Challenge: Your task is to filter the data below down to the lines holding "Ḥassān".

◆ ◆ ◆

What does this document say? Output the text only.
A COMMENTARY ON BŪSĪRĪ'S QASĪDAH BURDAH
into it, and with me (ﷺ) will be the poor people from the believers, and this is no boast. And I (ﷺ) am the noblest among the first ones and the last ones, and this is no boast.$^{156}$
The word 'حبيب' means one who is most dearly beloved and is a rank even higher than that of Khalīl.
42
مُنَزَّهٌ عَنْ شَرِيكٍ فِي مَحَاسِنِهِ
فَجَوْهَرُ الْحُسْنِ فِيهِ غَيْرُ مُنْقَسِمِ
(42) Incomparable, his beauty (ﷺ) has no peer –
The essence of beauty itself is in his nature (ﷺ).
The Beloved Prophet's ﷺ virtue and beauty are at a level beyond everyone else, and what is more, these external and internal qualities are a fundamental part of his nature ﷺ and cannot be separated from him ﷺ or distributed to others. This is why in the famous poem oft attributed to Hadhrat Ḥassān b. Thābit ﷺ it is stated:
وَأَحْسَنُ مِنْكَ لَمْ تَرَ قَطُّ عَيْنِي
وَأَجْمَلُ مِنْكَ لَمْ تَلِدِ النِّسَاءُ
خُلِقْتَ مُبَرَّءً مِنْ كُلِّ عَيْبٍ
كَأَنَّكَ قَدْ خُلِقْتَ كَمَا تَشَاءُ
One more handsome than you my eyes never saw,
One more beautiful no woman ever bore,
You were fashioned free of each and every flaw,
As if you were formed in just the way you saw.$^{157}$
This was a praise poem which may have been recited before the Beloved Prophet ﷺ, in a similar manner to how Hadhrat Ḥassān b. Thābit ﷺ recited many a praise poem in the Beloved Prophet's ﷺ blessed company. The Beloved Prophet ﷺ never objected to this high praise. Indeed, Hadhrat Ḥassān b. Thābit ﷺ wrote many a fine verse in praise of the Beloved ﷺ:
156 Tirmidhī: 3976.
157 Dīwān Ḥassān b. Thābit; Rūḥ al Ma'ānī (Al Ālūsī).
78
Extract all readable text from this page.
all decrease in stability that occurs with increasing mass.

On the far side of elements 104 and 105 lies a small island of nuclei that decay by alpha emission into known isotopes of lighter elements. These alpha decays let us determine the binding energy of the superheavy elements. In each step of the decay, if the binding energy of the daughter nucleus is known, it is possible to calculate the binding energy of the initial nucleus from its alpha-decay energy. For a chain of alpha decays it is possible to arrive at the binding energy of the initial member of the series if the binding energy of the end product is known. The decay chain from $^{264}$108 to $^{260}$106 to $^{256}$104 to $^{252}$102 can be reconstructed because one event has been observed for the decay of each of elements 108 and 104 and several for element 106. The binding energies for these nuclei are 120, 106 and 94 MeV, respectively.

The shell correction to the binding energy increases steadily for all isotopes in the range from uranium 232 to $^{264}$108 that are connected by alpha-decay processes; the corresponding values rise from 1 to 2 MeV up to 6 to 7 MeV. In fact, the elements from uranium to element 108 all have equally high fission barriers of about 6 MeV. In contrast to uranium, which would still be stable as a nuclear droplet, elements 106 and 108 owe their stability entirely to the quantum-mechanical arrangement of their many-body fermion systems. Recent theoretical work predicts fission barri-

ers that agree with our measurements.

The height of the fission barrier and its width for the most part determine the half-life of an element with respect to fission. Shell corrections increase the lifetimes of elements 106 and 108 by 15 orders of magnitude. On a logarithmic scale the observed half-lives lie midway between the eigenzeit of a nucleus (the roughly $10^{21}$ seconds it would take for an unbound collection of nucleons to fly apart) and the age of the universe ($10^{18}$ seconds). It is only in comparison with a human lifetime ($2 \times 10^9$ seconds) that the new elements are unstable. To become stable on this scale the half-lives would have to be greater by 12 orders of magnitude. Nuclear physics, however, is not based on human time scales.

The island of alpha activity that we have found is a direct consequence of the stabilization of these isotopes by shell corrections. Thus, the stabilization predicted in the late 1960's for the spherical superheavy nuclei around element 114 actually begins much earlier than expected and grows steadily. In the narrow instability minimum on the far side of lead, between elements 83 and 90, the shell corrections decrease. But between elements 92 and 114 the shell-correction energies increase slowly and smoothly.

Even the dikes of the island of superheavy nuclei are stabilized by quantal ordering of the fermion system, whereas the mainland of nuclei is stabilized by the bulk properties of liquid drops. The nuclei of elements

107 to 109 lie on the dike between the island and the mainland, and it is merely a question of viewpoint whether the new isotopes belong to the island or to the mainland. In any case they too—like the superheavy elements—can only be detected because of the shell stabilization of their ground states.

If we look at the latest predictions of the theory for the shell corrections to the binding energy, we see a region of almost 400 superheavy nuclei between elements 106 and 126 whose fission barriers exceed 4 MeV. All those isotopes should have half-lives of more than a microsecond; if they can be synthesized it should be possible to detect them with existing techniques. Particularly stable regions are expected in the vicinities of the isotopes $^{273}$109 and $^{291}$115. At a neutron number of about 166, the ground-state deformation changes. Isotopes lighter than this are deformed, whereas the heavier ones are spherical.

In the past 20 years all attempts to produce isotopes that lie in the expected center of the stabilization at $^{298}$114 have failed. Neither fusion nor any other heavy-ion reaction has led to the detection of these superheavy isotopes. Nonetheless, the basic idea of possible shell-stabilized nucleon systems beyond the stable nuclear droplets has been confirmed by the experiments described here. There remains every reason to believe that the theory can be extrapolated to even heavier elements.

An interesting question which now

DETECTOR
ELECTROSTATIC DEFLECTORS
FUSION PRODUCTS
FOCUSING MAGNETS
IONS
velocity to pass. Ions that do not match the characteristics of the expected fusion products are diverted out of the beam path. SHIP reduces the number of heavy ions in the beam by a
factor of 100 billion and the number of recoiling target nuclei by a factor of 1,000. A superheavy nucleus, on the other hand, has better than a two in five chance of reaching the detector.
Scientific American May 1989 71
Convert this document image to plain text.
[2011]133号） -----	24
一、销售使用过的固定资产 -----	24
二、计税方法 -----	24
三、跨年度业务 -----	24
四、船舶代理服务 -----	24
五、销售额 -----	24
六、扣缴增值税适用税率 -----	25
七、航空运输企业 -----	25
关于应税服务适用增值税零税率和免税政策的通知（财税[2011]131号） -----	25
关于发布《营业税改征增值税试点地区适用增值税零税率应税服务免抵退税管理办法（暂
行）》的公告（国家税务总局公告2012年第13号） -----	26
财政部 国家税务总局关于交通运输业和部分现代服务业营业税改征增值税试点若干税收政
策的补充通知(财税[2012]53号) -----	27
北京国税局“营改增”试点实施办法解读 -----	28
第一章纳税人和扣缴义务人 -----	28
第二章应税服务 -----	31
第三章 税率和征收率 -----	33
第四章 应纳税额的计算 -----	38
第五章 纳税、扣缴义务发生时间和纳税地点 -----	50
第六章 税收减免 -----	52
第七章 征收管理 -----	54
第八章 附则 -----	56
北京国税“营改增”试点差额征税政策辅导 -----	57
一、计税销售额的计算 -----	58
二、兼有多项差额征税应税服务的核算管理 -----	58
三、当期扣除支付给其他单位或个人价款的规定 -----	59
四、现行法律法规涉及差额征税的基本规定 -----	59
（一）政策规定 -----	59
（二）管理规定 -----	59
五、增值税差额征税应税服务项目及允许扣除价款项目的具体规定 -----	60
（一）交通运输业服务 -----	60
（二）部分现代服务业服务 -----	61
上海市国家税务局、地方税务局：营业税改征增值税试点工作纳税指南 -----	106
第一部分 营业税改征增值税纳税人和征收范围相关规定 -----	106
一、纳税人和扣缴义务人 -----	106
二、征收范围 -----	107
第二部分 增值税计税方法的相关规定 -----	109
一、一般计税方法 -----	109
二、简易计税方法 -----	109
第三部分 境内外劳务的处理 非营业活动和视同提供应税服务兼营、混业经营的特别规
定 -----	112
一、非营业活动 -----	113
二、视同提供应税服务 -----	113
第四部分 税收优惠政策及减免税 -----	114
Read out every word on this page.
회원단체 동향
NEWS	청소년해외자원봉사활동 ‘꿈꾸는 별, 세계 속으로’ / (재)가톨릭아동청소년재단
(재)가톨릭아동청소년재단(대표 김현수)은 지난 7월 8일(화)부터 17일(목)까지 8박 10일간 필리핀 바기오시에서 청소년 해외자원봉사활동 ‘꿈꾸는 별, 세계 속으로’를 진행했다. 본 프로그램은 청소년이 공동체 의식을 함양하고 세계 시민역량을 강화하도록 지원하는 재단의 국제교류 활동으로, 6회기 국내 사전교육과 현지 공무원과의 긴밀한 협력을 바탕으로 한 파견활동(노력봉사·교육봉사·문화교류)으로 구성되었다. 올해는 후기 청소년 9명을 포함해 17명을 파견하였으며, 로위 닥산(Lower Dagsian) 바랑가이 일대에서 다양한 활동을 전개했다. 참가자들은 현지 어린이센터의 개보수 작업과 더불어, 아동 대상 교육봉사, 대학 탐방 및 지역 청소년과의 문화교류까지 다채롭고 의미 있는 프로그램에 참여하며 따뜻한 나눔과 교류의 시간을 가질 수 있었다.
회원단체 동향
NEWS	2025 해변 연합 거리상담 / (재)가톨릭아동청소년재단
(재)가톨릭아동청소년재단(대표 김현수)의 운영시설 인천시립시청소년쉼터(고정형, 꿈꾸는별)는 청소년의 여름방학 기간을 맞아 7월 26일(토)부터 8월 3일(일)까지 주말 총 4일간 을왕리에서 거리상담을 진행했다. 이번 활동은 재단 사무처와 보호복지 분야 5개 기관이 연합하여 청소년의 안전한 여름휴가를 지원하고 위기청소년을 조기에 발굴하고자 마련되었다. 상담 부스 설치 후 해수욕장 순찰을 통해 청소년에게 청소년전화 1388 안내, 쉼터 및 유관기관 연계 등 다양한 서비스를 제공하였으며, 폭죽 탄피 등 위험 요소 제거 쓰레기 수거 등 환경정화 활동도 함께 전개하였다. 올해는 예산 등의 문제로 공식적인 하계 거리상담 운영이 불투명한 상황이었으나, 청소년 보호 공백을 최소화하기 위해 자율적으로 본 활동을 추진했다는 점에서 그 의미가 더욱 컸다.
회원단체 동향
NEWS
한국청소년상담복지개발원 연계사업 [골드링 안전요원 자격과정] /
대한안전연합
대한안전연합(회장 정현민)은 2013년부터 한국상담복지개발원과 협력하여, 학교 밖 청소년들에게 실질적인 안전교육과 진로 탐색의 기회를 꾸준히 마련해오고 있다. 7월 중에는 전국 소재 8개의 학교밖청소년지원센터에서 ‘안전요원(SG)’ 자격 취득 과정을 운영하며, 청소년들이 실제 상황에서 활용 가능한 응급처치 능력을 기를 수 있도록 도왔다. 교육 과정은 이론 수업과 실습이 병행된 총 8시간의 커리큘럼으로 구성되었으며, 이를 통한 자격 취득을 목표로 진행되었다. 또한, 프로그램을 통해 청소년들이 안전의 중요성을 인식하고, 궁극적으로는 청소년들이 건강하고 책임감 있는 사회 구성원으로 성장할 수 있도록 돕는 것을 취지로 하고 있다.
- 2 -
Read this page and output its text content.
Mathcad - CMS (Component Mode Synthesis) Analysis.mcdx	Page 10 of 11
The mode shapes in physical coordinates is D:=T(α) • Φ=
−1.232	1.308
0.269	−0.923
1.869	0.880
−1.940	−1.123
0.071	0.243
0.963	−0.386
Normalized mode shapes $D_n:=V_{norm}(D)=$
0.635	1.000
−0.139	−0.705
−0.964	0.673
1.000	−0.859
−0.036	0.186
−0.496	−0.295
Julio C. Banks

◆ ◆ ◆

The solution:
The Beloved Prophet's ﷺ virtue and beauty are at a level beyond everyone else, and what is more, these external and internal qualities are a fundamental part of his nature ﷺ and cannot be separated from him ﷺ or distributed to others. This is why in the famous poem oft attributed to Hadhrat Ḥassān b. Thābit ﷺ it is stated:
This was a praise poem which may have been recited before the Beloved Prophet ﷺ, in a similar manner to how Hadhrat Ḥassān b. Thābit ﷺ recited many a praise poem in the Beloved Prophet's ﷺ blessed company. The Beloved Prophet ﷺ never objected to this high praise. Indeed, Hadhrat Ḥassān b. Thābit ﷺ wrote many a fine verse in praise of the Beloved ﷺ:
157 Dīwān Ḥassān b. Thābit; Rūḥ al Ma'ānī (Al Ālūsī).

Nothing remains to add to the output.